===== Records for this exercise =====

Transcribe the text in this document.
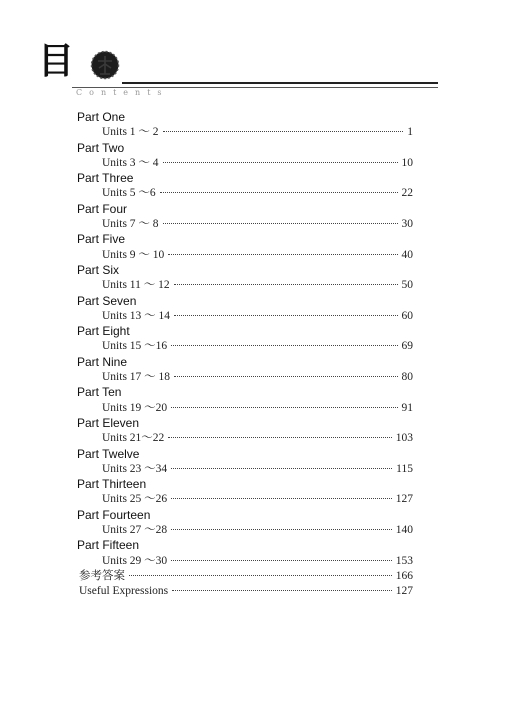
目
Contents
Part One
Units 1 ～ 2	1
Part Two
Units 3 ～ 4	10
Part Three
Units 5 ～6	22
Part Four
Units 7 ～ 8	30
Part Five
Units 9 ～ 10	40
Part Six
Units 11 ～ 12	50
Part Seven
Units 13 ～ 14	60
Part Eight
Units 15 ～16	69
Part Nine
Units 17 ～ 18	80
Part Ten
Units 19 ～20	91
Part Eleven
Units 21～22	103
Part Twelve
Units 23 ～34	115
Part Thirteen
Units 25 ～26	127
Part Fourteen
Units 27 ～28	140
Part Fifteen
Units 29 ～30	153
参考答案	166
Useful Expressions	127
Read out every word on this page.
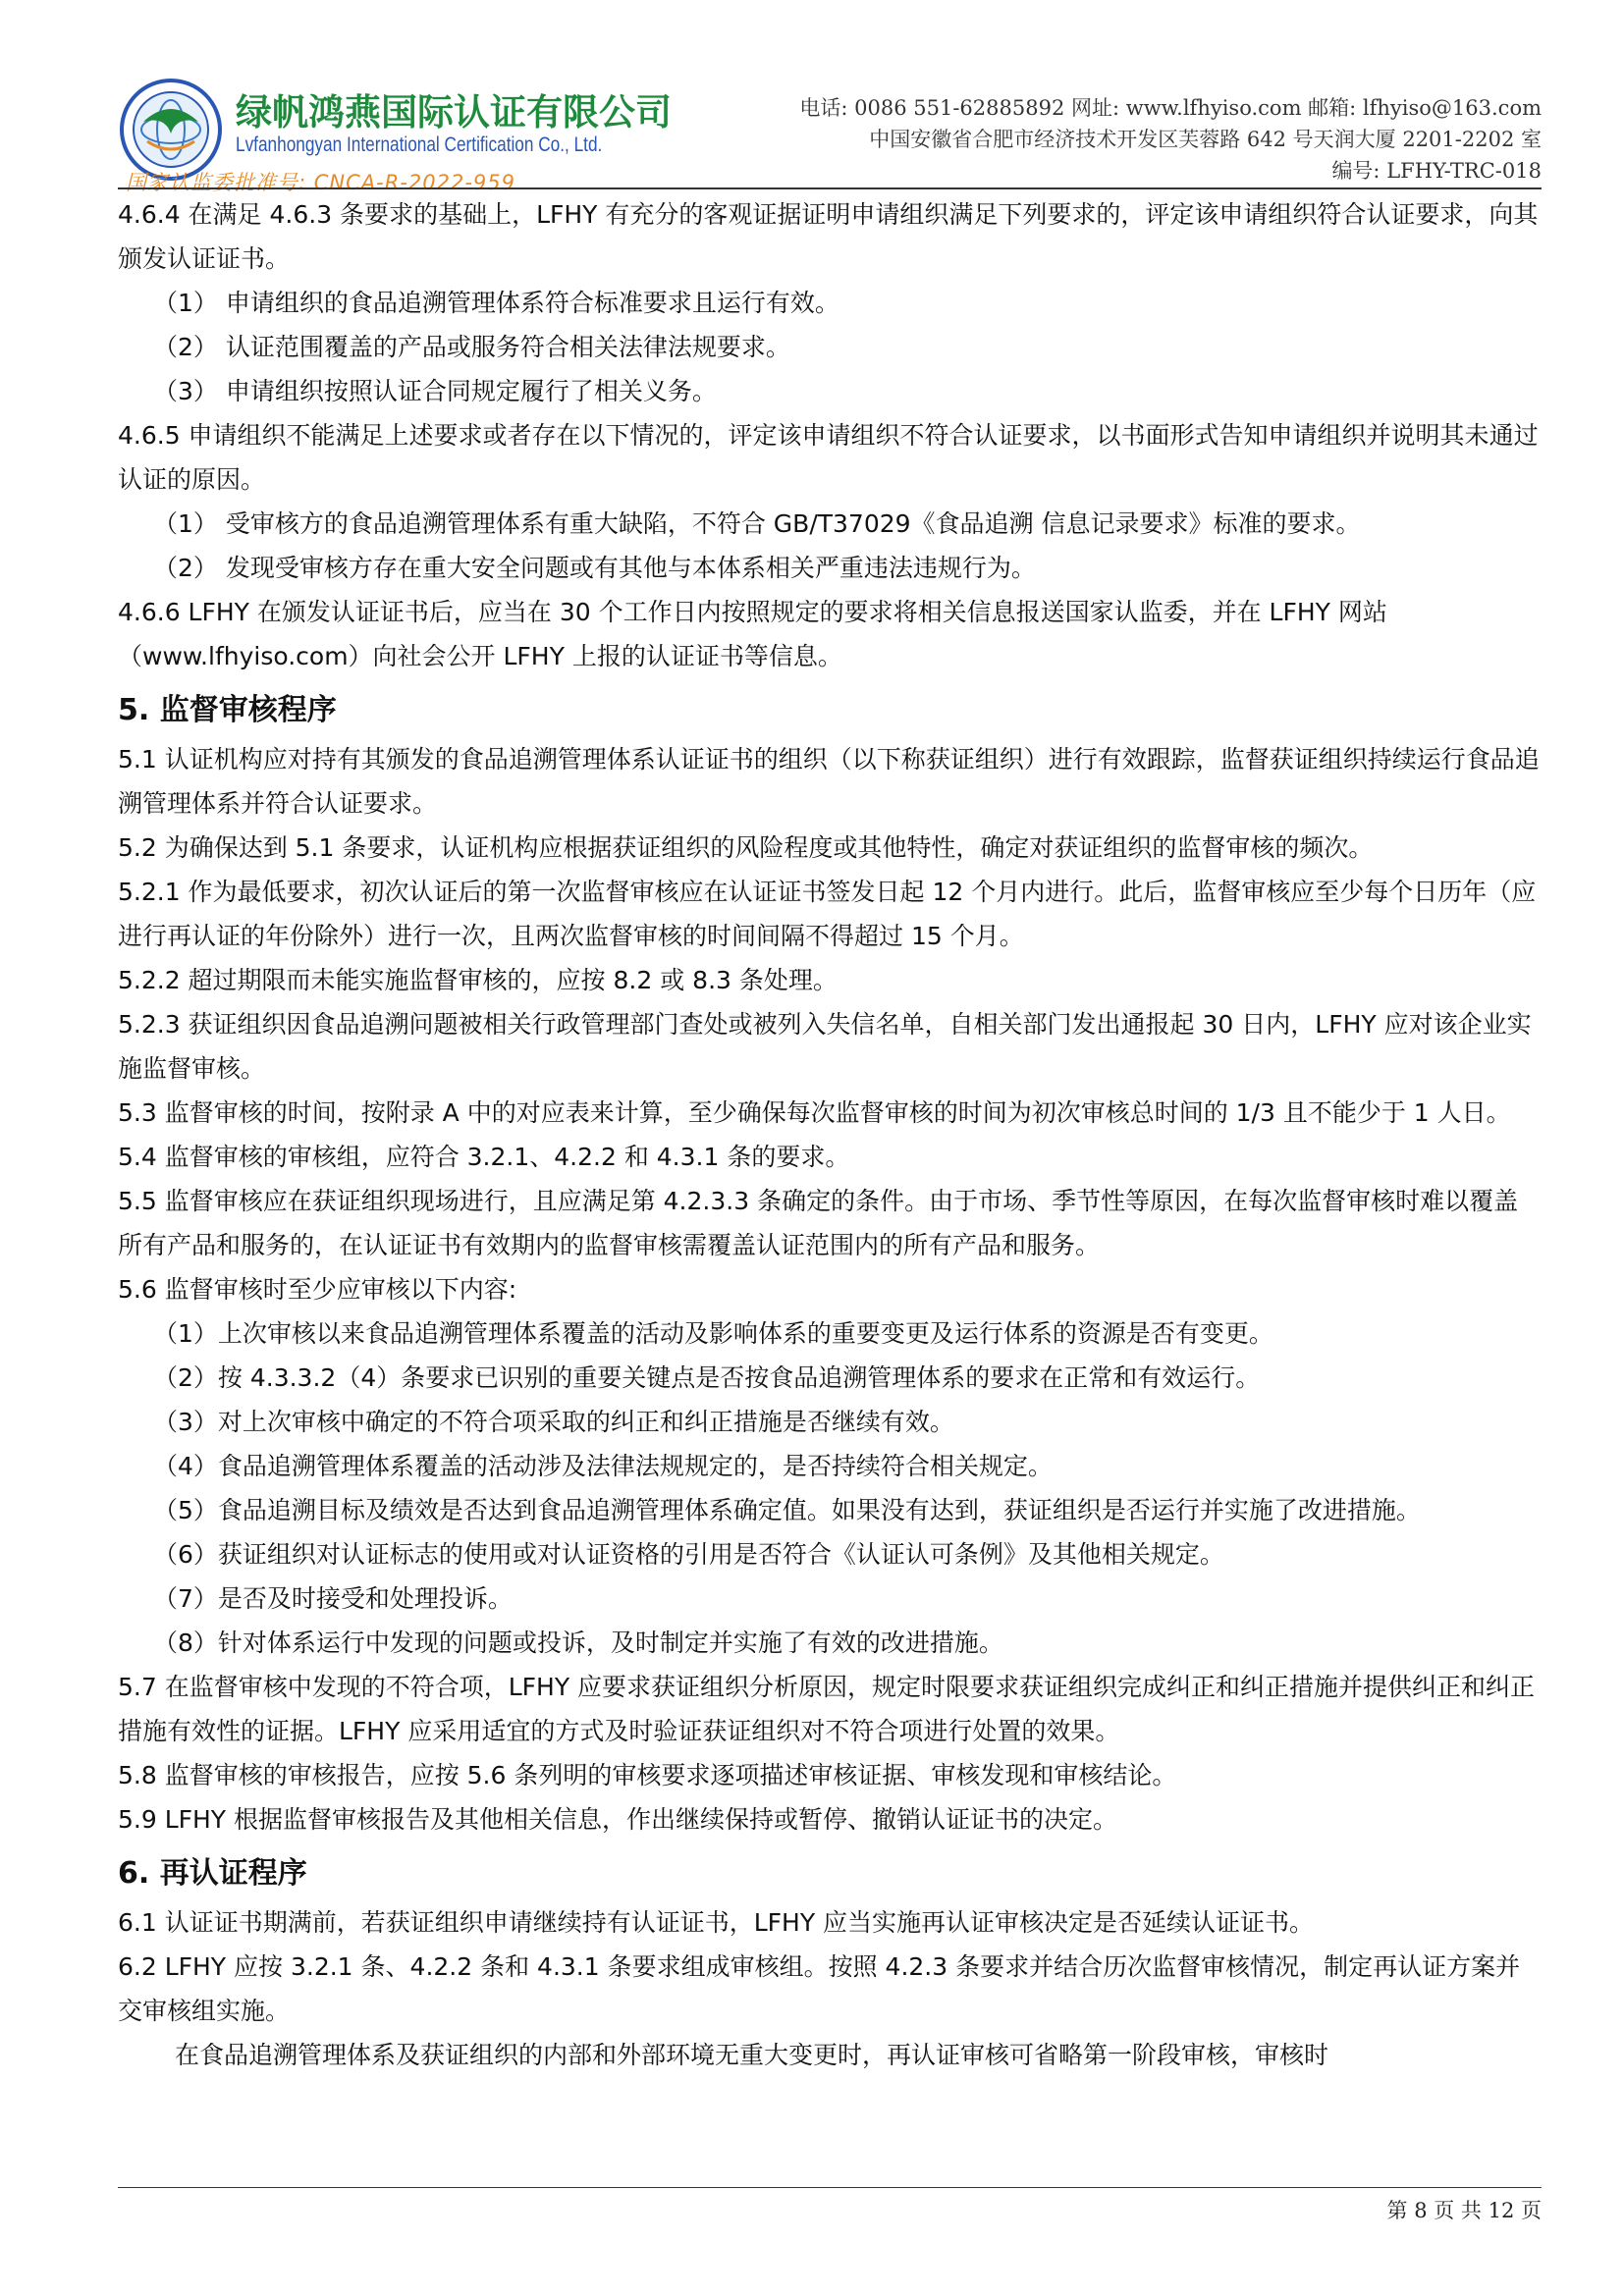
绿帆鸿燕国际认证有限公司
Lvfanhongyan International Certification Co., Ltd.
国家认监委批准号: CNCA-R-2022-959
电话: 0086 551-62885892 网址: www.lfhyiso.com 邮箱: lfhyiso@163.com
中国安徽省合肥市经济技术开发区芙蓉路 642 号天润大厦 2201-2202 室
编号: LFHY-TRC-018

4.6.4 在满足 4.6.3 条要求的基础上，LFHY 有充分的客观证据证明申请组织满足下列要求的，评定该申请组织符合认证要求，向其颁发认证证书。

（1） 申请组织的食品追溯管理体系符合标准要求且运行有效。

（2） 认证范围覆盖的产品或服务符合相关法律法规要求。

（3） 申请组织按照认证合同规定履行了相关义务。

4.6.5 申请组织不能满足上述要求或者存在以下情况的，评定该申请组织不符合认证要求，以书面形式告知申请组织并说明其未通过认证的原因。

（1） 受审核方的食品追溯管理体系有重大缺陷，不符合 GB/T37029《食品追溯 信息记录要求》标准的要求。

（2） 发现受审核方存在重大安全问题或有其他与本体系相关严重违法违规行为。

4.6.6 LFHY 在颁发认证证书后，应当在 30 个工作日内按照规定的要求将相关信息报送国家认监委，并在 LFHY 网站（www.lfhyiso.com）向社会公开 LFHY 上报的认证证书等信息。

5. 监督审核程序

5.1 认证机构应对持有其颁发的食品追溯管理体系认证证书的组织（以下称获证组织）进行有效跟踪，监督获证组织持续运行食品追溯管理体系并符合认证要求。

5.2 为确保达到 5.1 条要求，认证机构应根据获证组织的风险程度或其他特性，确定对获证组织的监督审核的频次。

5.2.1 作为最低要求，初次认证后的第一次监督审核应在认证证书签发日起 12 个月内进行。此后，监督审核应至少每个日历年（应进行再认证的年份除外）进行一次，且两次监督审核的时间间隔不得超过 15 个月。

5.2.2 超过期限而未能实施监督审核的，应按 8.2 或 8.3 条处理。

5.2.3 获证组织因食品追溯问题被相关行政管理部门查处或被列入失信名单，自相关部门发出通报起 30 日内，LFHY 应对该企业实施监督审核。

5.3 监督审核的时间，按附录 A 中的对应表来计算，至少确保每次监督审核的时间为初次审核总时间的 1/3 且不能少于 1 人日。

5.4 监督审核的审核组，应符合 3.2.1、4.2.2 和 4.3.1 条的要求。

5.5 监督审核应在获证组织现场进行，且应满足第 4.2.3.3 条确定的条件。由于市场、季节性等原因，在每次监督审核时难以覆盖所有产品和服务的，在认证证书有效期内的监督审核需覆盖认证范围内的所有产品和服务。

5.6 监督审核时至少应审核以下内容:

（1）上次审核以来食品追溯管理体系覆盖的活动及影响体系的重要变更及运行体系的资源是否有变更。

（2）按 4.3.3.2（4）条要求已识别的重要关键点是否按食品追溯管理体系的要求在正常和有效运行。

（3）对上次审核中确定的不符合项采取的纠正和纠正措施是否继续有效。

（4）食品追溯管理体系覆盖的活动涉及法律法规规定的，是否持续符合相关规定。

（5）食品追溯目标及绩效是否达到食品追溯管理体系确定值。如果没有达到，获证组织是否运行并实施了改进措施。

（6）获证组织对认证标志的使用或对认证资格的引用是否符合《认证认可条例》及其他相关规定。

（7）是否及时接受和处理投诉。

（8）针对体系运行中发现的问题或投诉，及时制定并实施了有效的改进措施。

5.7 在监督审核中发现的不符合项，LFHY 应要求获证组织分析原因，规定时限要求获证组织完成纠正和纠正措施并提供纠正和纠正措施有效性的证据。LFHY 应采用适宜的方式及时验证获证组织对不符合项进行处置的效果。

5.8 监督审核的审核报告，应按 5.6 条列明的审核要求逐项描述审核证据、审核发现和审核结论。

5.9 LFHY 根据监督审核报告及其他相关信息，作出继续保持或暂停、撤销认证证书的决定。

6. 再认证程序

6.1 认证证书期满前，若获证组织申请继续持有认证证书，LFHY 应当实施再认证审核决定是否延续认证证书。

6.2 LFHY 应按 3.2.1 条、4.2.2 条和 4.3.1 条要求组成审核组。按照 4.2.3 条要求并结合历次监督审核情况，制定再认证方案并交审核组实施。

在食品追溯管理体系及获证组织的内部和外部环境无重大变更时，再认证审核可省略第一阶段审核，审核时

第 8 页 共 12 页
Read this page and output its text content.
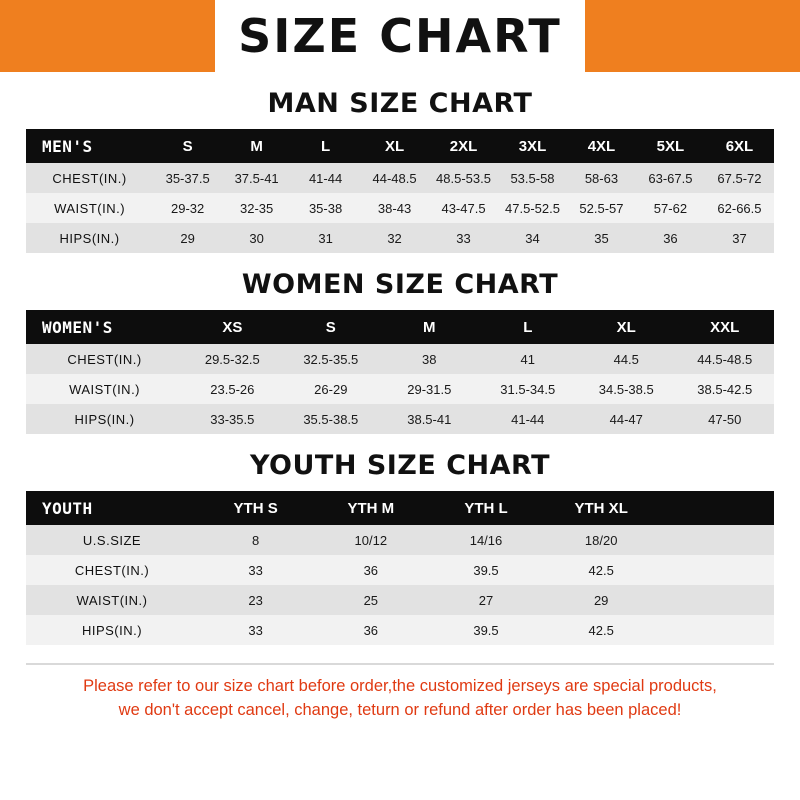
SIZE CHART
MAN SIZE CHART
MEN'S	S	M	L	XL	2XL	3XL	4XL	5XL	6XL
CHEST(IN.)	35-37.5	37.5-41	41-44	44-48.5	48.5-53.5	53.5-58	58-63	63-67.5	67.5-72
WAIST(IN.)	29-32	32-35	35-38	38-43	43-47.5	47.5-52.5	52.5-57	57-62	62-66.5
HIPS(IN.)	29	30	31	32	33	34	35	36	37
WOMEN SIZE CHART
WOMEN'S	XS	S	M	L	XL	XXL
CHEST(IN.)	29.5-32.5	32.5-35.5	38	41	44.5	44.5-48.5
WAIST(IN.)	23.5-26	26-29	29-31.5	31.5-34.5	34.5-38.5	38.5-42.5
HIPS(IN.)	33-35.5	35.5-38.5	38.5-41	41-44	44-47	47-50
YOUTH SIZE CHART
YOUTH	YTH S	YTH M	YTH L	YTH XL	
U.S.SIZE	8	10/12	14/16	18/20	
CHEST(IN.)	33	36	39.5	42.5	
WAIST(IN.)	23	25	27	29	
HIPS(IN.)	33	36	39.5	42.5	
Please refer to our size chart before order,the customized jerseys are special products,
we don't accept cancel, change, teturn or refund after order has been placed!
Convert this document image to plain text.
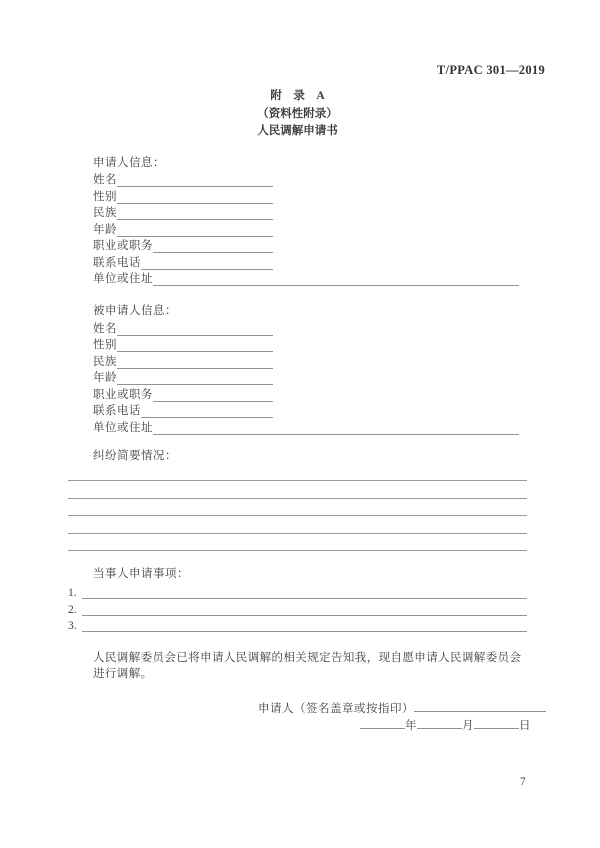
T/PPAC 301—2019
附　录　A
（资料性附录）
人民调解申请书
申请人信息：
姓名
性别
民族
年龄
职业或职务
联系电话
单位或住址
被申请人信息：
姓名
性别
民族
年龄
职业或职务
联系电话
单位或住址
纠纷简要情况：
当事人申请事项：
1.
2.
3.
人民调解委员会已将申请人民调解的相关规定告知我，现自愿申请人民调解委员会进行调解。
申请人（签名盖章或按指印）
年	月	日
7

=====

■ **Work to complete**
Please set down each line of the data above exactly as written, without the pictures.

■ **Full response**
Transcribe the text in this document.
目
Contents
Part One
Units 1 ～ 2	1
Part Two
Units 3 ～ 4	10
Part Three
Units 5 ～6	22
Part Four
Units 7 ～ 8	30
Part Five
Units 9 ～ 10	40
Part Six
Units 11 ～ 12	50
Part Seven
Units 13 ～ 14	60
Part Eight
Units 15 ～16	69
Part Nine
Units 17 ～ 18	80
Part Ten
Units 19 ～20	91
Part Eleven
Units 21～22	103
Part Twelve
Units 23 ～34	115
Part Thirteen
Units 25 ～26	127
Part Fourteen
Units 27 ～28	140
Part Fifteen
Units 29 ～30	153
参考答案	166
Useful Expressions	127
Read out every word on this page.
绿帆鸿燕国际认证有限公司
Lvfanhongyan International Certification Co., Ltd.
国家认监委批准号: CNCA-R-2022-959
电话: 0086 551-62885892 网址: www.lfhyiso.com 邮箱: lfhyiso@163.com
中国安徽省合肥市经济技术开发区芙蓉路 642 号天润大厦 2201-2202 室
编号: LFHY-TRC-018

4.6.4 在满足 4.6.3 条要求的基础上，LFHY 有充分的客观证据证明申请组织满足下列要求的，评定该申请组织符合认证要求，向其颁发认证证书。

（1） 申请组织的食品追溯管理体系符合标准要求且运行有效。

（2） 认证范围覆盖的产品或服务符合相关法律法规要求。

（3） 申请组织按照认证合同规定履行了相关义务。

4.6.5 申请组织不能满足上述要求或者存在以下情况的，评定该申请组织不符合认证要求，以书面形式告知申请组织并说明其未通过认证的原因。

（1） 受审核方的食品追溯管理体系有重大缺陷，不符合 GB/T37029《食品追溯 信息记录要求》标准的要求。

（2） 发现受审核方存在重大安全问题或有其他与本体系相关严重违法违规行为。

4.6.6 LFHY 在颁发认证证书后，应当在 30 个工作日内按照规定的要求将相关信息报送国家认监委，并在 LFHY 网站（www.lfhyiso.com）向社会公开 LFHY 上报的认证证书等信息。

5. 监督审核程序

5.1 认证机构应对持有其颁发的食品追溯管理体系认证证书的组织（以下称获证组织）进行有效跟踪，监督获证组织持续运行食品追溯管理体系并符合认证要求。

5.2 为确保达到 5.1 条要求，认证机构应根据获证组织的风险程度或其他特性，确定对获证组织的监督审核的频次。

5.2.1 作为最低要求，初次认证后的第一次监督审核应在认证证书签发日起 12 个月内进行。此后，监督审核应至少每个日历年（应进行再认证的年份除外）进行一次，且两次监督审核的时间间隔不得超过 15 个月。

5.2.2 超过期限而未能实施监督审核的，应按 8.2 或 8.3 条处理。

5.2.3 获证组织因食品追溯问题被相关行政管理部门查处或被列入失信名单，自相关部门发出通报起 30 日内，LFHY 应对该企业实施监督审核。

5.3 监督审核的时间，按附录 A 中的对应表来计算，至少确保每次监督审核的时间为初次审核总时间的 1/3 且不能少于 1 人日。

5.4 监督审核的审核组，应符合 3.2.1、4.2.2 和 4.3.1 条的要求。

5.5 监督审核应在获证组织现场进行，且应满足第 4.2.3.3 条确定的条件。由于市场、季节性等原因，在每次监督审核时难以覆盖所有产品和服务的，在认证证书有效期内的监督审核需覆盖认证范围内的所有产品和服务。

5.6 监督审核时至少应审核以下内容:

（1）上次审核以来食品追溯管理体系覆盖的活动及影响体系的重要变更及运行体系的资源是否有变更。

（2）按 4.3.3.2（4）条要求已识别的重要关键点是否按食品追溯管理体系的要求在正常和有效运行。

（3）对上次审核中确定的不符合项采取的纠正和纠正措施是否继续有效。

（4）食品追溯管理体系覆盖的活动涉及法律法规规定的，是否持续符合相关规定。

（5）食品追溯目标及绩效是否达到食品追溯管理体系确定值。如果没有达到，获证组织是否运行并实施了改进措施。

（6）获证组织对认证标志的使用或对认证资格的引用是否符合《认证认可条例》及其他相关规定。

（7）是否及时接受和处理投诉。

（8）针对体系运行中发现的问题或投诉，及时制定并实施了有效的改进措施。

5.7 在监督审核中发现的不符合项，LFHY 应要求获证组织分析原因，规定时限要求获证组织完成纠正和纠正措施并提供纠正和纠正措施有效性的证据。LFHY 应采用适宜的方式及时验证获证组织对不符合项进行处置的效果。

5.8 监督审核的审核报告，应按 5.6 条列明的审核要求逐项描述审核证据、审核发现和审核结论。

5.9 LFHY 根据监督审核报告及其他相关信息，作出继续保持或暂停、撤销认证证书的决定。

6. 再认证程序

6.1 认证证书期满前，若获证组织申请继续持有认证证书，LFHY 应当实施再认证审核决定是否延续认证证书。

6.2 LFHY 应按 3.2.1 条、4.2.2 条和 4.3.1 条要求组成审核组。按照 4.2.3 条要求并结合历次监督审核情况，制定再认证方案并交审核组实施。

在食品追溯管理体系及获证组织的内部和外部环境无重大变更时，再认证审核可省略第一阶段审核，审核时

第 8 页 共 12 页
Read this page and output its text content.
SIZE CHART
MAN SIZE CHART
MEN'S	S	M	L	XL	2XL	3XL	4XL	5XL	6XL
CHEST(IN.)	35-37.5	37.5-41	41-44	44-48.5	48.5-53.5	53.5-58	58-63	63-67.5	67.5-72
WAIST(IN.)	29-32	32-35	35-38	38-43	43-47.5	47.5-52.5	52.5-57	57-62	62-66.5
HIPS(IN.)	29	30	31	32	33	34	35	36	37
WOMEN SIZE CHART
WOMEN'S	XS	S	M	L	XL	XXL
CHEST(IN.)	29.5-32.5	32.5-35.5	38	41	44.5	44.5-48.5
WAIST(IN.)	23.5-26	26-29	29-31.5	31.5-34.5	34.5-38.5	38.5-42.5
HIPS(IN.)	33-35.5	35.5-38.5	38.5-41	41-44	44-47	47-50
YOUTH SIZE CHART
YOUTH	YTH S	YTH M	YTH L	YTH XL	
U.S.SIZE	8	10/12	14/16	18/20	
CHEST(IN.)	33	36	39.5	42.5	
WAIST(IN.)	23	25	27	29	
HIPS(IN.)	33	36	39.5	42.5	
Please refer to our size chart before order,the customized jerseys are special products,
we don't accept cancel, change, teturn or refund after order has been placed!
Convert this document image to plain text.
T/PPAC 301—2019
附　录　A
（资料性附录）
人民调解申请书
申请人信息：
姓名
性别
民族
年龄
职业或职务
联系电话
单位或住址
被申请人信息：
姓名
性别
民族
年龄
职业或职务
联系电话
单位或住址
纠纷简要情况：
当事人申请事项：
1.
2.
3.
人民调解委员会已将申请人民调解的相关规定告知我，现自愿申请人民调解委员会进行调解。
申请人（签名盖章或按指印）
年	月	日
7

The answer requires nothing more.